*** Dataset entries
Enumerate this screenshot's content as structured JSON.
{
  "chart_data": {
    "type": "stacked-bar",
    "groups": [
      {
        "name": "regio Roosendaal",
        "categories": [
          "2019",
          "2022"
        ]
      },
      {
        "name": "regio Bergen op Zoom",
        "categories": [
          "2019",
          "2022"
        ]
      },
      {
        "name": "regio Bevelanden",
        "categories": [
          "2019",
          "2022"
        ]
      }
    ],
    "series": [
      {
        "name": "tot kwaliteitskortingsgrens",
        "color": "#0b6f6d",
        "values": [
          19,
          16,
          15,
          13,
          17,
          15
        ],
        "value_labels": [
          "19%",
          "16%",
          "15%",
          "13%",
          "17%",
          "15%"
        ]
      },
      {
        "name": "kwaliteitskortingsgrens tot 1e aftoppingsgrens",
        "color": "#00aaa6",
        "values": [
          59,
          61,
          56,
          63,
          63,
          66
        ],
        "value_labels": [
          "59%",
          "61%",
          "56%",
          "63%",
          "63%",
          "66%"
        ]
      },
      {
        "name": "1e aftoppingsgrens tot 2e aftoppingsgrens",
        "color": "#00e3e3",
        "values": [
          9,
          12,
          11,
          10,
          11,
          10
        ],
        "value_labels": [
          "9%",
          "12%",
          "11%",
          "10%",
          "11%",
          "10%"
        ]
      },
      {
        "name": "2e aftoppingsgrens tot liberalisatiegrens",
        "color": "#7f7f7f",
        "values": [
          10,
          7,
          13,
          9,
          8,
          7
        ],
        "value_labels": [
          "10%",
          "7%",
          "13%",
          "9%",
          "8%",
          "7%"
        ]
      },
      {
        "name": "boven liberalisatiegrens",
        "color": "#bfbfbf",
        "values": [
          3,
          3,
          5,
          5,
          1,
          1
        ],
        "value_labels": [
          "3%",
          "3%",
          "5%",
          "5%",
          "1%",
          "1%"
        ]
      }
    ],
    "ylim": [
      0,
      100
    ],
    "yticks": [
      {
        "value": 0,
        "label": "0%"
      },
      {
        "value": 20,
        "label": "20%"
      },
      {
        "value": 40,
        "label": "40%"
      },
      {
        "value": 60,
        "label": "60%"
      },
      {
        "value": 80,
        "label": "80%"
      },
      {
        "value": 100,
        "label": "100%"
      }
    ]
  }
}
******
*** Dataset entries
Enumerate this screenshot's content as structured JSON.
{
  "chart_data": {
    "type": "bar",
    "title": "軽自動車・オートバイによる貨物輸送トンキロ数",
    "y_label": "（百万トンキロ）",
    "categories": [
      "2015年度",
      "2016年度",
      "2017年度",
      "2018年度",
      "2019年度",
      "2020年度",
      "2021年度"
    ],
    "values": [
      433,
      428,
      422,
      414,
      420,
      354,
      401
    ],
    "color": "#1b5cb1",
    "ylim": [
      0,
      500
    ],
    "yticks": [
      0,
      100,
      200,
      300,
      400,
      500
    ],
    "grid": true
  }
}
******
> [Task requirements]:
Of the lines in the data, how many contain the word "color"? Provide the number and nothing further.

> [Solution to the exercise]:
6